**TASK DETAILS**
Output all the entries word for word. Omit the pictures.

━━ EXERCISE INPUTS ━━

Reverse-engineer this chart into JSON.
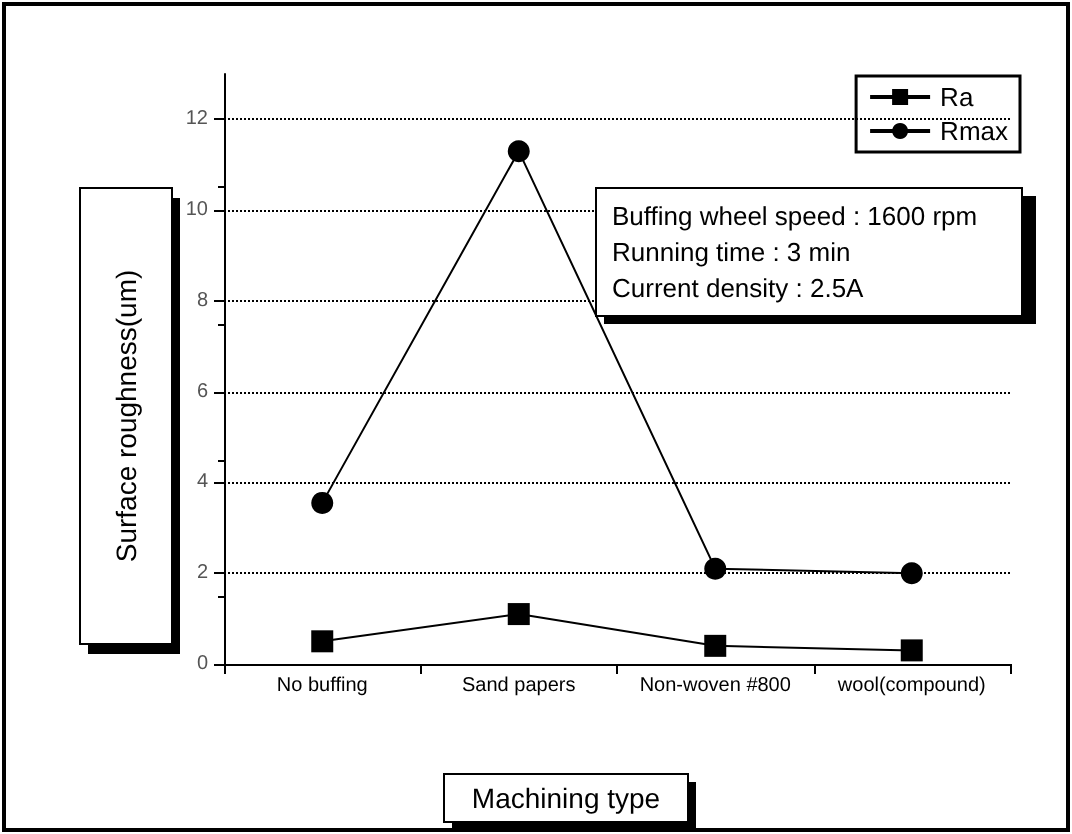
{
  "chart_data": {
    "type": "line",
    "xlabel": "Machining type",
    "ylabel": "Surface roughness(um)",
    "categories": [
      "No buffing",
      "Sand papers",
      "Non-woven #800",
      "wool(compound)"
    ],
    "series": [
      {
        "name": "Ra",
        "color": "#000000",
        "marker": "square",
        "values": [
          0.5,
          1.1,
          0.4,
          0.3
        ]
      },
      {
        "name": "Rmax",
        "color": "#000000",
        "marker": "circle",
        "values": [
          3.55,
          11.3,
          2.1,
          2.0
        ]
      }
    ],
    "ylim": [
      0,
      13
    ],
    "yticks": [
      0,
      2,
      4,
      6,
      8,
      10,
      12
    ],
    "annotations": [
      "Buffing wheel speed : 1600 rpm",
      "Running time : 3 min",
      "Current density : 2.5A"
    ],
    "grid": "y",
    "legend": "top right",
    "line_style": "solid"
  }
}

━━━

**FINAL RESULT**
Reverse-engineer this chart into JSON.
{
  "chart_data": {
    "type": "line",
    "xlabel": "Machining type",
    "ylabel": "Surface roughness(um)",
    "categories": [
      "No buffing",
      "Sand papers",
      "Non-woven #800",
      "wool(compound)"
    ],
    "series": [
      {
        "name": "Ra",
        "color": "#000000",
        "marker": "square",
        "values": [
          0.5,
          1.1,
          0.4,
          0.3
        ]
      },
      {
        "name": "Rmax",
        "color": "#000000",
        "marker": "circle",
        "values": [
          3.55,
          11.3,
          2.1,
          2.0
        ]
      }
    ],
    "ylim": [
      0,
      13
    ],
    "yticks": [
      0,
      2,
      4,
      6,
      8,
      10,
      12
    ],
    "annotations": [
      "Buffing wheel speed : 1600 rpm",
      "Running time : 3 min",
      "Current density : 2.5A"
    ],
    "grid": "y",
    "legend": "top right",
    "line_style": "solid"
  }
}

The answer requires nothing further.